__Compito da svolgere__. Trascrivi senza modifiche il passo del testo su samurai e ninja che va da "C'è da dire, che" a "mai dal vivo!".

Tra i tanti interessanti pezzi, spiccano per rarità e bellezza una armatura del Periodo Edo (1603 – 1868) appena restaurata, un corredo guerresco da viaggio e una lama da combattimento forgiata nel 1540. Dal bagliore delle lame e degli armamenti, dalla delicatezza delle laccature e delle stoffe indossate dai samurai, si entra nel mondo dei “guerrieri ombra”, i ninja, con armi come le famose lame a stella shaken (meglio conosciute da noi come: Shuriken,手裏剣), attrezzi, costumi, strumenti e, addirittura, oggetti esoterici, cosa che ci ricorda il diverso concetto di uso del corpo e delle risorse attinte dalla Natura e dalla sua osservazione da parte di coloro che si chiamano anche shinobi. Ricordiamo, infatti, che nell'indicare il guerriero tradizionale nipponico con un determinato nome, se ne evidenzia una precisa caratteristica. Ragion per cui, se con bushi, si intende la condizione di “guerriero”, con samurai, invece, quella di “guardiano/servitore”, poiché questa parola deriva dal verbo: 侍る(“Haberu”), che significa “attendere/essere al servizio”. Lo stesso dicasi per i “guerrieri ombra”, con shinobi che indica la abilità di muoversi con destrezza e in modo furtivo, mentre il celeberrimo appellativo ninja (忍者) sta a significare un individuo capace di “tollerare/sopportare”, con chiaro riferimento al dolore fisico. Questa mostra serve per l'appunto a capire le differenze tra queste due fondamentali figure storiche della cultura tradizionale dell'Arcipelago, le quali partono proprio dal modo di chiamarle.

C'è da dire, che per la prima volta in Europa si potrà apprezzare una esposizione dedicata al repertorio di armi dei ninja così completa per quantità e varietà. Talli pezzi provengono tutti da raccolte private, cosa che suggerisce quanto i musei di mezzo mondo si siano affannati a collezionare oggetti afferenti al mondo samuraico, trascurando quasi completamente il repertorio bellico dei ninja, il quale è per taluni aspetti persino più intrigante di quello dei bushi. Pertanto, la esposizione in corso a Torino consente di ammirare esemplari rarissimi, che abbiamo visto innumerevoli volte nei fumetti e nei cartoni animati, ma mai dal vivo!

__Estratto dei dati__.
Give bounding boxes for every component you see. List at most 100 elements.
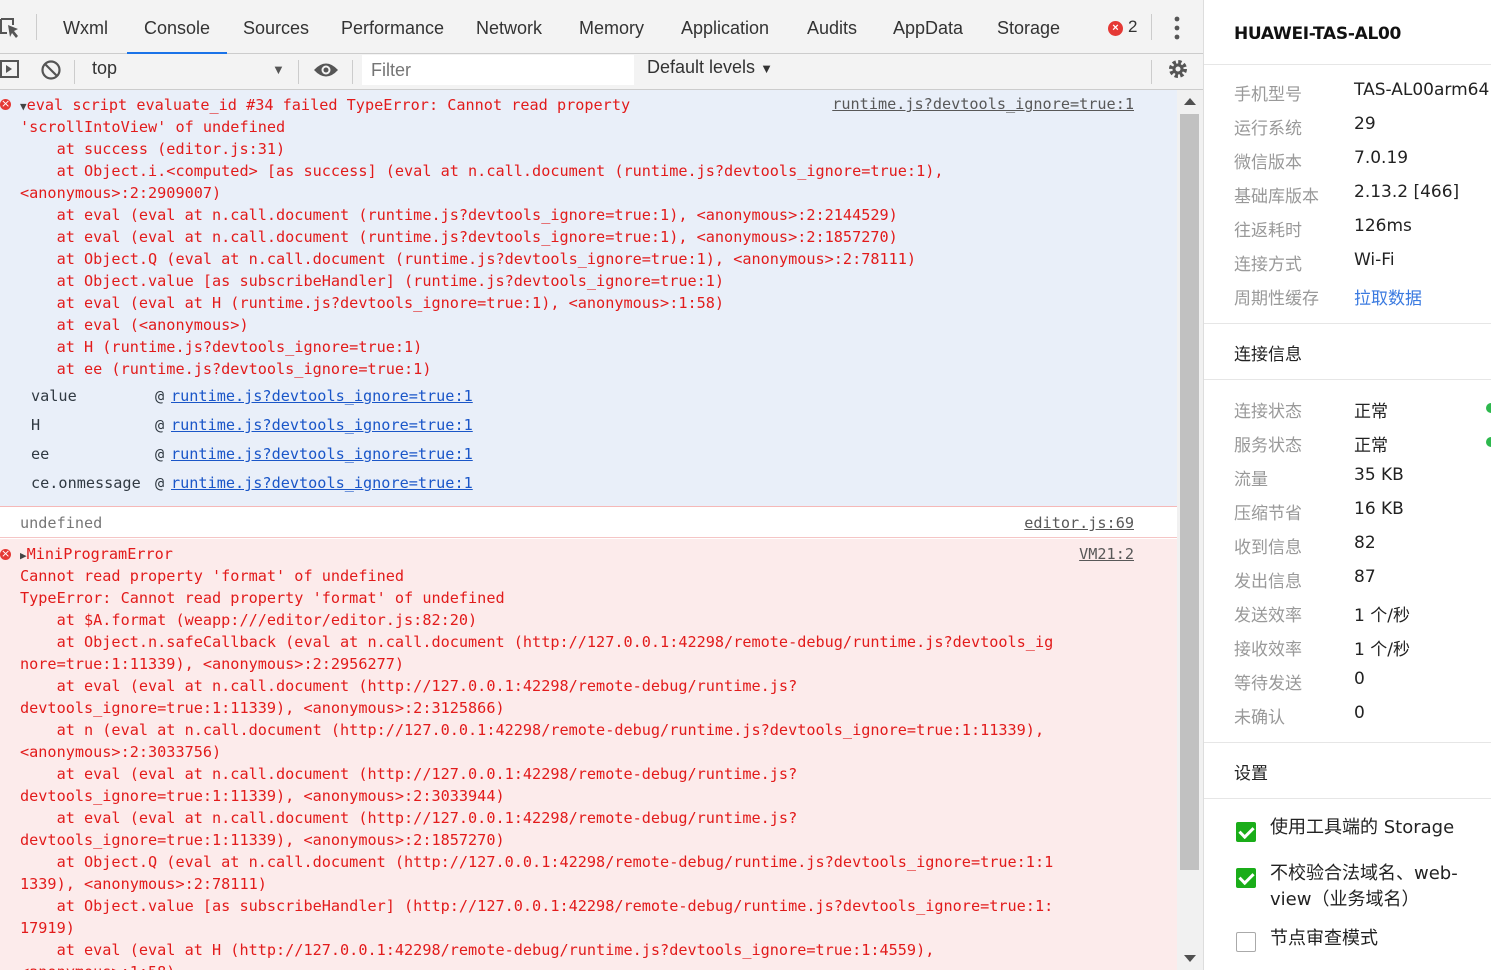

__Risposta__.
C'è da dire, che per la prima volta in Europa si potrà apprezzare una esposizione dedicata al repertorio di armi dei ninja così completa per quantità e varietà. Talli pezzi provengono tutti da raccolte private, cosa che suggerisce quanto i musei di mezzo mondo si siano affannati a collezionare oggetti afferenti al mondo samuraico, trascurando quasi completamente il repertorio bellico dei ninja, il quale è per taluni aspetti persino più intrigante di quello dei bushi. Pertanto, la esposizione in corso a Torino consente di ammirare esemplari rarissimi, che abbiamo visto innumerevoli volte nei fumetti e nei cartoni animati, ma mai dal vivo!